• Dataset content
┏━━

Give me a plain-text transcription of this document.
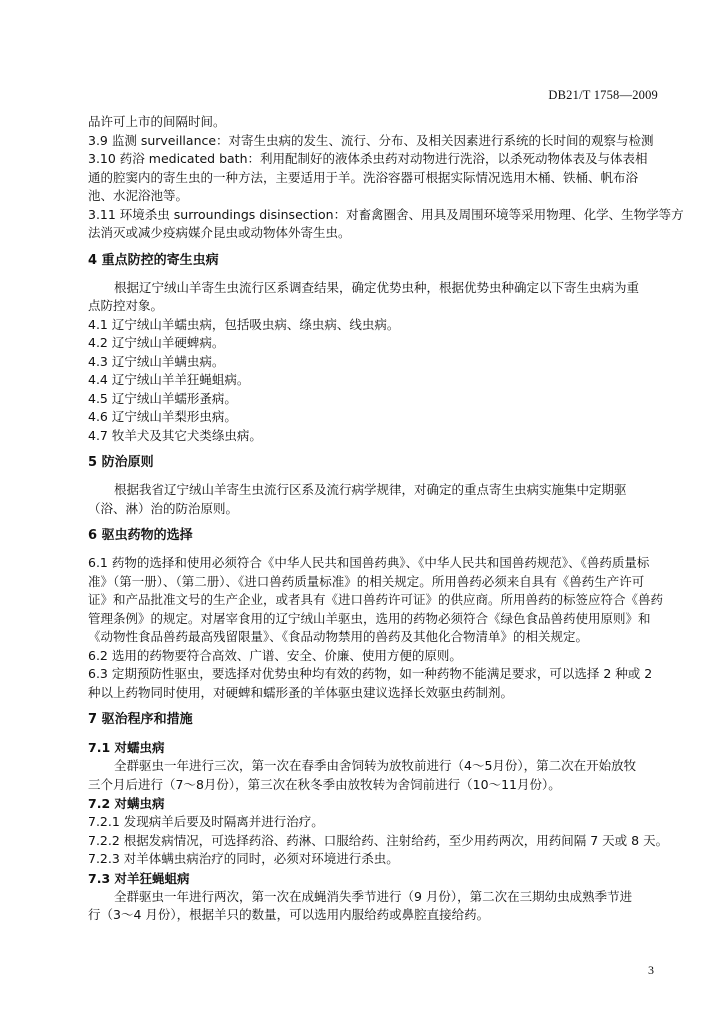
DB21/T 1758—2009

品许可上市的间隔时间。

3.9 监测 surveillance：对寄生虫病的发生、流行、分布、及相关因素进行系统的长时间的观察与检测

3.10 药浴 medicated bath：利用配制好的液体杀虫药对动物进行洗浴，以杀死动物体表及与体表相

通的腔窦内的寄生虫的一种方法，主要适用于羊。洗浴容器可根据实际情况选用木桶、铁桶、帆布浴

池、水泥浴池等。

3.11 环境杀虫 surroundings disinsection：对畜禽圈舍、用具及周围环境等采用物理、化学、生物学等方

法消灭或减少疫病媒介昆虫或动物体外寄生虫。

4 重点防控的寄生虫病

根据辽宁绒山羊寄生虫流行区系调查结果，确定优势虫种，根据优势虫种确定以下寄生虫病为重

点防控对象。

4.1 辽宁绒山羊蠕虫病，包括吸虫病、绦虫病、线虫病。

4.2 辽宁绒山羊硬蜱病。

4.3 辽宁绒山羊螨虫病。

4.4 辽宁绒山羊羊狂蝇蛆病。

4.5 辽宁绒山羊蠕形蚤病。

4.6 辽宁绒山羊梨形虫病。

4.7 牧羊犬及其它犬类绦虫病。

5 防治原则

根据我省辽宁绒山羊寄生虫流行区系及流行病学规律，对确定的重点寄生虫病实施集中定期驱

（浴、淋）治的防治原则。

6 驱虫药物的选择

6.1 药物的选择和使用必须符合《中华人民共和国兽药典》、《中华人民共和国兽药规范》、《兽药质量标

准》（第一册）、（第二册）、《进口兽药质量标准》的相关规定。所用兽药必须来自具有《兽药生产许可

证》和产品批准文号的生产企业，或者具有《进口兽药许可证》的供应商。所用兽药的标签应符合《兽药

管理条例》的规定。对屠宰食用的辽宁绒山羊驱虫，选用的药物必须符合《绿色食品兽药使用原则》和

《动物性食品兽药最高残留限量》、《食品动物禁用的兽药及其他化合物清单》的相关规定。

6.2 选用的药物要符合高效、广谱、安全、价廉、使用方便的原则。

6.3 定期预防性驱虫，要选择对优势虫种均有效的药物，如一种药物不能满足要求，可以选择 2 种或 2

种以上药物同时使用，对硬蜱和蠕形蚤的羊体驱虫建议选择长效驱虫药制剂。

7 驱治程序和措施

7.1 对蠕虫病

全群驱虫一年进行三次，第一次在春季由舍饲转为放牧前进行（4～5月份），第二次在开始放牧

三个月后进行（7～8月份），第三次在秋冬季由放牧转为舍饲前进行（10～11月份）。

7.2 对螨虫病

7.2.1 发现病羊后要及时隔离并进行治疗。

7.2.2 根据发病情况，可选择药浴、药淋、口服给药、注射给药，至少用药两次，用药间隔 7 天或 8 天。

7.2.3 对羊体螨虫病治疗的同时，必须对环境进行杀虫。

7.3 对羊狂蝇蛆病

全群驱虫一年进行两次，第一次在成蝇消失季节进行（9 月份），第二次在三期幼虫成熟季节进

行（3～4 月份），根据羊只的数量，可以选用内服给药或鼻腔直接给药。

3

┗━━
┏━━

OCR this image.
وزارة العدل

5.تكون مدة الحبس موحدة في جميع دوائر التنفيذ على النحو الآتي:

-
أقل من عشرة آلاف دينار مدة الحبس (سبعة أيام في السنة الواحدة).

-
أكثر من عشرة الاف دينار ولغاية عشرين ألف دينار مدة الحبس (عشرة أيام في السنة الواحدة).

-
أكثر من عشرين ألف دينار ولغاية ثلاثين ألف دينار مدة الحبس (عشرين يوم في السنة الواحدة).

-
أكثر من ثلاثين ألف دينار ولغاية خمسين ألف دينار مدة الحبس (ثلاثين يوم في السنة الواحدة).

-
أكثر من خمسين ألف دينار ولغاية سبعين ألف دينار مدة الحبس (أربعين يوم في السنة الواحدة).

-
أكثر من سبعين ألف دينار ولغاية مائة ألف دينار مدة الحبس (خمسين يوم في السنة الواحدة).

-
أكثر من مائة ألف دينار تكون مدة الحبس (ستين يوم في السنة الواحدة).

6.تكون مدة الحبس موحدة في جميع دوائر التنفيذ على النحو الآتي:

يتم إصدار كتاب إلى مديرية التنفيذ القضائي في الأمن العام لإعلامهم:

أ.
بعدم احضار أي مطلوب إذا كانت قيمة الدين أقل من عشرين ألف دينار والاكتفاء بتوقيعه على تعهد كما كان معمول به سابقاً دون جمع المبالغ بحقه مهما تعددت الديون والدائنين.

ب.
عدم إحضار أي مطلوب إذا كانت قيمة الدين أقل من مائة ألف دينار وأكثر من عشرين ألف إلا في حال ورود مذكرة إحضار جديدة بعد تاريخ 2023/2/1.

┗━━

• Problem requirements
Look through the entries above and count each line holding "الآتي"; report the count alone.

• Output below
2